» What to work on: Restate each record below word for word, skipping images.

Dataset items
------------------------------

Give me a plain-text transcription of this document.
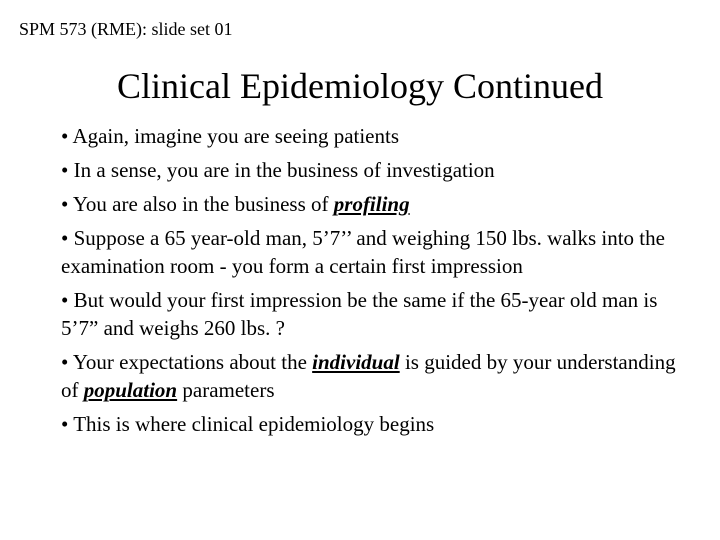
SPM 573 (RME): slide set 01
Clinical Epidemiology Continued
• Again, imagine you are seeing patients
• In a sense, you are in the business of investigation
• You are also in the business of profiling
• Suppose a 65 year-old man, 5’7’’ and weighing 150 lbs. walks into the examination room - you form a certain first impression
• But would your first impression be the same if the 65-year old man is 5’7” and weighs 260 lbs. ?
• Your expectations about the individual is guided by your understanding of population parameters
• This is where clinical epidemiology begins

------------------------------

» Exercise solution:
Give me a plain-text transcription of this document.
SPM 573 (RME): slide set 01
Clinical Epidemiology Continued
• Again, imagine you are seeing patients
• In a sense, you are in the business of investigation
• You are also in the business of profiling
• Suppose a 65 year-old man, 5’7’’ and weighing 150 lbs. walks into the examination room - you form a certain first impression
• But would your first impression be the same if the 65-year old man is 5’7” and weighs 260 lbs. ?
• Your expectations about the individual is guided by your understanding of population parameters
• This is where clinical epidemiology begins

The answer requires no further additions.